TASK DIRECTIONS. Search the records for the word "title" and report each line that has it.

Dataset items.
- - - - -

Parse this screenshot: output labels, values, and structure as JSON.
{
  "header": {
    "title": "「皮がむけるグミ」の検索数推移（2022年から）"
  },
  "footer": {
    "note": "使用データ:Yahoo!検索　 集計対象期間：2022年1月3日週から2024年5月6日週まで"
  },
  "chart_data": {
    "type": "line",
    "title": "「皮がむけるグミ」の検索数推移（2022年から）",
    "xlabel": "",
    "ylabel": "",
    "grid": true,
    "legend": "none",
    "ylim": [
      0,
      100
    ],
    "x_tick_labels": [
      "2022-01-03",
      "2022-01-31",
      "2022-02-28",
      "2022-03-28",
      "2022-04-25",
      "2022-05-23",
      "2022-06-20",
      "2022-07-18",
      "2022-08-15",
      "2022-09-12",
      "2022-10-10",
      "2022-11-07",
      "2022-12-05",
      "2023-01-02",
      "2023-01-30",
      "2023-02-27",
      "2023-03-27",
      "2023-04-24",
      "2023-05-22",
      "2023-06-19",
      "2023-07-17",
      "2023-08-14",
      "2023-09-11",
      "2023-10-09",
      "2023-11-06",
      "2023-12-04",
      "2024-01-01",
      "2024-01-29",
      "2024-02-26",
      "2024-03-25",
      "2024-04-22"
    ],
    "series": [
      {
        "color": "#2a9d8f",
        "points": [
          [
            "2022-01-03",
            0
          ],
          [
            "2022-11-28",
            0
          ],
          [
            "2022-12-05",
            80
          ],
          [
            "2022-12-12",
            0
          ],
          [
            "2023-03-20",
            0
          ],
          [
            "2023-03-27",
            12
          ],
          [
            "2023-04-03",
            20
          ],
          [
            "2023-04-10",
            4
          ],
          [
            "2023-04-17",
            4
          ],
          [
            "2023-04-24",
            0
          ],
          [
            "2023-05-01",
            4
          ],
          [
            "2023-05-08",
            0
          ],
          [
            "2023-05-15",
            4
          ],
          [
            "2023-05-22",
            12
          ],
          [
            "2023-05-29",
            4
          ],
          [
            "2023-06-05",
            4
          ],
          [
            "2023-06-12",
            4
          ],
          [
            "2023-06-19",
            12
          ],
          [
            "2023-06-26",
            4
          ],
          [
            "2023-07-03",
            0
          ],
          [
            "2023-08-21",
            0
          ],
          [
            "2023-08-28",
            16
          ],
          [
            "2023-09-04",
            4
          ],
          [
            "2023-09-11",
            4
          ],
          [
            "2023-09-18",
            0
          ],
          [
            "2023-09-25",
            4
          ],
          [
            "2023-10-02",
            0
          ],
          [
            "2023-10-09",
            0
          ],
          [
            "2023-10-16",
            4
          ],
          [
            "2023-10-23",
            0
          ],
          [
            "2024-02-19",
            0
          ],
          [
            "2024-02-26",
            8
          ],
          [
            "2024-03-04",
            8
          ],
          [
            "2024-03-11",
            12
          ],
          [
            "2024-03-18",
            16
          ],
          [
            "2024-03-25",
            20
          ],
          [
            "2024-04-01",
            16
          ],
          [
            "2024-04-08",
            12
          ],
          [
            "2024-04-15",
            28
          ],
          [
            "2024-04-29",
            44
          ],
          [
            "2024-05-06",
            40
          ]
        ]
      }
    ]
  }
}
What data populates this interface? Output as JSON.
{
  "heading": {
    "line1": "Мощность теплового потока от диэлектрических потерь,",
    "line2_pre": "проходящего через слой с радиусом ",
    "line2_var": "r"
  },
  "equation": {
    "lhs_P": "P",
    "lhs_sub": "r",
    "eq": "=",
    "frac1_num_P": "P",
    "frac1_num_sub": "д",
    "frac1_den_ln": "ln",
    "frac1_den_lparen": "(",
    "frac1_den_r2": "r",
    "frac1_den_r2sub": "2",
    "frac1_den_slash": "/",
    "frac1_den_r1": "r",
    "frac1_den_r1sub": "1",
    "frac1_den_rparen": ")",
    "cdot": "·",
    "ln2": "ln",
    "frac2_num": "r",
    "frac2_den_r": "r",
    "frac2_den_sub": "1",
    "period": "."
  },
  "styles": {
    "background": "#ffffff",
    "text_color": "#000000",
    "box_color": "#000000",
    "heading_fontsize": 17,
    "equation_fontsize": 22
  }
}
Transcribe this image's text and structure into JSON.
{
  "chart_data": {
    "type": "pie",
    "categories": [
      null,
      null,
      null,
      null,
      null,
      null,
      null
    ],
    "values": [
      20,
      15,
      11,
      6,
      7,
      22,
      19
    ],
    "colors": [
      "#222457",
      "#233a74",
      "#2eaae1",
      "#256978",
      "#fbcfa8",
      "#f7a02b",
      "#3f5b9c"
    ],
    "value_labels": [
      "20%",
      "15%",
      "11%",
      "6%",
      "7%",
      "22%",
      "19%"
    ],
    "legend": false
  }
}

- - - - -

TASK OUTPUT.
    "title": "「皮がむけるグミ」の検索数推移（2022年から）"
    "title": "「皮がむけるグミ」の検索数推移（2022年から）",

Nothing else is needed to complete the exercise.